Goal:
Output the data below in full, byte for byte. Nothing may differ.

Collected data:

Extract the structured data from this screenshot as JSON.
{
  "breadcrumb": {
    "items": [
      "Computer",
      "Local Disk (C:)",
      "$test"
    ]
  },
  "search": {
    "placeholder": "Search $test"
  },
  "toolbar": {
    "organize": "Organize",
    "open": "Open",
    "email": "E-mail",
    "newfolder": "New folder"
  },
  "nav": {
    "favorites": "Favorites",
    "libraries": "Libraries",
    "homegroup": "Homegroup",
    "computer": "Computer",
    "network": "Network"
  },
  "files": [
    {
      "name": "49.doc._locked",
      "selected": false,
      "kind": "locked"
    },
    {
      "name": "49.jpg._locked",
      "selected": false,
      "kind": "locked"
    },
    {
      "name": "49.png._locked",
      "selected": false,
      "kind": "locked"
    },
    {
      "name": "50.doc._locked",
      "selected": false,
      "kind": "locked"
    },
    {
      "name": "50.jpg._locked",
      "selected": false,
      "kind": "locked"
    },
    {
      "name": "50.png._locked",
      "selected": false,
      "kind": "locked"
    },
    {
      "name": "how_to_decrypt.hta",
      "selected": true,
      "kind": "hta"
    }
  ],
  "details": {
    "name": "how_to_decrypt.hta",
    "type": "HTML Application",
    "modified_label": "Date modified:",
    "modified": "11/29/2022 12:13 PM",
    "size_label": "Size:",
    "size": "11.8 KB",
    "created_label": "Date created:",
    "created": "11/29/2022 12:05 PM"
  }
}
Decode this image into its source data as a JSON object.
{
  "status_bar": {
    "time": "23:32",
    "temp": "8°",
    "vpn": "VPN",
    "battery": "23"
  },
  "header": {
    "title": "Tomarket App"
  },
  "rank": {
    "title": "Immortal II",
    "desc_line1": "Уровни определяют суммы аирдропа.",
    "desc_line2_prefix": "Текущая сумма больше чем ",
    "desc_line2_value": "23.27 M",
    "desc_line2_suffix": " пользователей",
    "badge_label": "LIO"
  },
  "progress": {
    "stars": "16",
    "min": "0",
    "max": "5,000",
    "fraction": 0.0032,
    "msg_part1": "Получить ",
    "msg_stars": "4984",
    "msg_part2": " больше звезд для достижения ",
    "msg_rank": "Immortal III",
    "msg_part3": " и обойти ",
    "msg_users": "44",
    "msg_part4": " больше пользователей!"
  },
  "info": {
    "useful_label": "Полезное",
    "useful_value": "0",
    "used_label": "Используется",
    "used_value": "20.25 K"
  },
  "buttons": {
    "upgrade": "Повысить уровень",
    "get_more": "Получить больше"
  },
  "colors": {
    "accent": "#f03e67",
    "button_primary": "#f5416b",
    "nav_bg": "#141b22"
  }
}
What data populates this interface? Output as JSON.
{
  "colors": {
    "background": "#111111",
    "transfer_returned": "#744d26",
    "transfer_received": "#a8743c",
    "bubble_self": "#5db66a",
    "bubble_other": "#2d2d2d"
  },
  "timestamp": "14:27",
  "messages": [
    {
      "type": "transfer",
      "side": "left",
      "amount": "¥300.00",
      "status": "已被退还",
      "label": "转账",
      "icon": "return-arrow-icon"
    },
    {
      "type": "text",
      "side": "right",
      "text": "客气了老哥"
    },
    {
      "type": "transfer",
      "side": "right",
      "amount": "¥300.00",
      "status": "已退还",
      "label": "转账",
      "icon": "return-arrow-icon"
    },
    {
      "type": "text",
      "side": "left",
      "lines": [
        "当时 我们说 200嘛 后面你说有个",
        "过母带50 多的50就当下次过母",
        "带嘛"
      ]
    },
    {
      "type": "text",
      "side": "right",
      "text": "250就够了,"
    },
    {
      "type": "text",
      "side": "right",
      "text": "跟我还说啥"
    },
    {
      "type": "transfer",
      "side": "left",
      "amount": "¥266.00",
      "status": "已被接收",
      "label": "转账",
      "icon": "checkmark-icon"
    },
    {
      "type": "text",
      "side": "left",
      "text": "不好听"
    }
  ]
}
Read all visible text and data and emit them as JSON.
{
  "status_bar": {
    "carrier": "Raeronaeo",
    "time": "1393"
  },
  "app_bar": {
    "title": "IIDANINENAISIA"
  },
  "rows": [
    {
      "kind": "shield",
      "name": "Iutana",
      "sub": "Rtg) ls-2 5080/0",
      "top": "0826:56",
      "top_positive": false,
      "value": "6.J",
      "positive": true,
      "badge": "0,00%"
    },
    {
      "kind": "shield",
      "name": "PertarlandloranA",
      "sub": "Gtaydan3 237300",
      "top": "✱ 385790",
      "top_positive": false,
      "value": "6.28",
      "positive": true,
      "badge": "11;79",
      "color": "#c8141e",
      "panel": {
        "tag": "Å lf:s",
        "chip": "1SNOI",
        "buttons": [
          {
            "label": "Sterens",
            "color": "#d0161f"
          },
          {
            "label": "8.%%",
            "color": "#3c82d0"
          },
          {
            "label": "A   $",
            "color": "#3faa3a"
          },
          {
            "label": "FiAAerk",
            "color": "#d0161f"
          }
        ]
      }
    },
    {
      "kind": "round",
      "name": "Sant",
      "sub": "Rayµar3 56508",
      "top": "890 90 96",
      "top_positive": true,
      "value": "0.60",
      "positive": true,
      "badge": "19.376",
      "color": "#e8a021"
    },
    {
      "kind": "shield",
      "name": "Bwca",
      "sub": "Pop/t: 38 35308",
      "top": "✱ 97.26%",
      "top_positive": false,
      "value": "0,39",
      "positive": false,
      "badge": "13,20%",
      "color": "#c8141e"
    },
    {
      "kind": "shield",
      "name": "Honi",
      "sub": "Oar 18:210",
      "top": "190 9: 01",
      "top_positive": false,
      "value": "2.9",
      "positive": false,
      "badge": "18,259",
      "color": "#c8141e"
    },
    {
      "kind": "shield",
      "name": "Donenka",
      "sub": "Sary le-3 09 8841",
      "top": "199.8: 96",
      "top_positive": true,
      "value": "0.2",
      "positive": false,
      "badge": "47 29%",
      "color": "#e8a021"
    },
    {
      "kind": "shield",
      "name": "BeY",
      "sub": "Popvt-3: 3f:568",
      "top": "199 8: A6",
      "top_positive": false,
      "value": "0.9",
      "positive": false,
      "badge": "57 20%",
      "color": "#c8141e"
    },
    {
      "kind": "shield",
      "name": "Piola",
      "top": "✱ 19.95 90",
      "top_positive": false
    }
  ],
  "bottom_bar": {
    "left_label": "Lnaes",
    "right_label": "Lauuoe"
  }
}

Answer to this problem:
Extract the structured data from this screenshot as JSON.
{
  "breadcrumb": {
    "items": [
      "Computer",
      "Local Disk (C:)",
      "$test"
    ]
  },
  "search": {
    "placeholder": "Search $test"
  },
  "toolbar": {
    "organize": "Organize",
    "open": "Open",
    "email": "E-mail",
    "newfolder": "New folder"
  },
  "nav": {
    "favorites": "Favorites",
    "libraries": "Libraries",
    "homegroup": "Homegroup",
    "computer": "Computer",
    "network": "Network"
  },
  "files": [
    {
      "name": "49.doc._locked",
      "selected": false,
      "kind": "locked"
    },
    {
      "name": "49.jpg._locked",
      "selected": false,
      "kind": "locked"
    },
    {
      "name": "49.png._locked",
      "selected": false,
      "kind": "locked"
    },
    {
      "name": "50.doc._locked",
      "selected": false,
      "kind": "locked"
    },
    {
      "name": "50.jpg._locked",
      "selected": false,
      "kind": "locked"
    },
    {
      "name": "50.png._locked",
      "selected": false,
      "kind": "locked"
    },
    {
      "name": "how_to_decrypt.hta",
      "selected": true,
      "kind": "hta"
    }
  ],
  "details": {
    "name": "how_to_decrypt.hta",
    "type": "HTML Application",
    "modified_label": "Date modified:",
    "modified": "11/29/2022 12:13 PM",
    "size_label": "Size:",
    "size": "11.8 KB",
    "created_label": "Date created:",
    "created": "11/29/2022 12:05 PM"
  }
}
Decode this image into its source data as a JSON object.
{
  "status_bar": {
    "time": "23:32",
    "temp": "8°",
    "vpn": "VPN",
    "battery": "23"
  },
  "header": {
    "title": "Tomarket App"
  },
  "rank": {
    "title": "Immortal II",
    "desc_line1": "Уровни определяют суммы аирдропа.",
    "desc_line2_prefix": "Текущая сумма больше чем ",
    "desc_line2_value": "23.27 M",
    "desc_line2_suffix": " пользователей",
    "badge_label": "LIO"
  },
  "progress": {
    "stars": "16",
    "min": "0",
    "max": "5,000",
    "fraction": 0.0032,
    "msg_part1": "Получить ",
    "msg_stars": "4984",
    "msg_part2": " больше звезд для достижения ",
    "msg_rank": "Immortal III",
    "msg_part3": " и обойти ",
    "msg_users": "44",
    "msg_part4": " больше пользователей!"
  },
  "info": {
    "useful_label": "Полезное",
    "useful_value": "0",
    "used_label": "Используется",
    "used_value": "20.25 K"
  },
  "buttons": {
    "upgrade": "Повысить уровень",
    "get_more": "Получить больше"
  },
  "colors": {
    "accent": "#f03e67",
    "button_primary": "#f5416b",
    "nav_bg": "#141b22"
  }
}
What data populates this interface? Output as JSON.
{
  "colors": {
    "background": "#111111",
    "transfer_returned": "#744d26",
    "transfer_received": "#a8743c",
    "bubble_self": "#5db66a",
    "bubble_other": "#2d2d2d"
  },
  "timestamp": "14:27",
  "messages": [
    {
      "type": "transfer",
      "side": "left",
      "amount": "¥300.00",
      "status": "已被退还",
      "label": "转账",
      "icon": "return-arrow-icon"
    },
    {
      "type": "text",
      "side": "right",
      "text": "客气了老哥"
    },
    {
      "type": "transfer",
      "side": "right",
      "amount": "¥300.00",
      "status": "已退还",
      "label": "转账",
      "icon": "return-arrow-icon"
    },
    {
      "type": "text",
      "side": "left",
      "lines": [
        "当时 我们说 200嘛 后面你说有个",
        "过母带50 多的50就当下次过母",
        "带嘛"
      ]
    },
    {
      "type": "text",
      "side": "right",
      "text": "250就够了,"
    },
    {
      "type": "text",
      "side": "right",
      "text": "跟我还说啥"
    },
    {
      "type": "transfer",
      "side": "left",
      "amount": "¥266.00",
      "status": "已被接收",
      "label": "转账",
      "icon": "checkmark-icon"
    },
    {
      "type": "text",
      "side": "left",
      "text": "不好听"
    }
  ]
}
Read all visible text and data and emit them as JSON.
{
  "status_bar": {
    "carrier": "Raeronaeo",
    "time": "1393"
  },
  "app_bar": {
    "title": "IIDANINENAISIA"
  },
  "rows": [
    {
      "kind": "shield",
      "name": "Iutana",
      "sub": "Rtg) ls-2 5080/0",
      "top": "0826:56",
      "top_positive": false,
      "value": "6.J",
      "positive": true,
      "badge": "0,00%"
    },
    {
      "kind": "shield",
      "name": "PertarlandloranA",
      "sub": "Gtaydan3 237300",
      "top": "✱ 385790",
      "top_positive": false,
      "value": "6.28",
      "positive": true,
      "badge": "11;79",
      "color": "#c8141e",
      "panel": {
        "tag": "Å lf:s",
        "chip": "1SNOI",
        "buttons": [
          {
            "label": "Sterens",
            "color": "#d0161f"
          },
          {
            "label": "8.%%",
            "color": "#3c82d0"
          },
          {
            "label": "A   $",
            "color": "#3faa3a"
          },
          {
            "label": "FiAAerk",
            "color": "#d0161f"
          }
        ]
      }
    },
    {
      "kind": "round",
      "name": "Sant",
      "sub": "Rayµar3 56508",
      "top": "890 90 96",
      "top_positive": true,
      "value": "0.60",
      "positive": true,
      "badge": "19.376",
      "color": "#e8a021"
    },
    {
      "kind": "shield",
      "name": "Bwca",
      "sub": "Pop/t: 38 35308",
      "top": "✱ 97.26%",
      "top_positive": false,
      "value": "0,39",
      "positive": false,
      "badge": "13,20%",
      "color": "#c8141e"
    },
    {
      "kind": "shield",
      "name": "Honi",
      "sub": "Oar 18:210",
      "top": "190 9: 01",
      "top_positive": false,
      "value": "2.9",
      "positive": false,
      "badge": "18,259",
      "color": "#c8141e"
    },
    {
      "kind": "shield",
      "name": "Donenka",
      "sub": "Sary le-3 09 8841",
      "top": "199.8: 96",
      "top_positive": true,
      "value": "0.2",
      "positive": false,
      "badge": "47 29%",
      "color": "#e8a021"
    },
    {
      "kind": "shield",
      "name": "BeY",
      "sub": "Popvt-3: 3f:568",
      "top": "199 8: A6",
      "top_positive": false,
      "value": "0.9",
      "positive": false,
      "badge": "57 20%",
      "color": "#c8141e"
    },
    {
      "kind": "shield",
      "name": "Piola",
      "top": "✱ 19.95 90",
      "top_positive": false
    }
  ],
  "bottom_bar": {
    "left_label": "Lnaes",
    "right_label": "Lauuoe"
  }
}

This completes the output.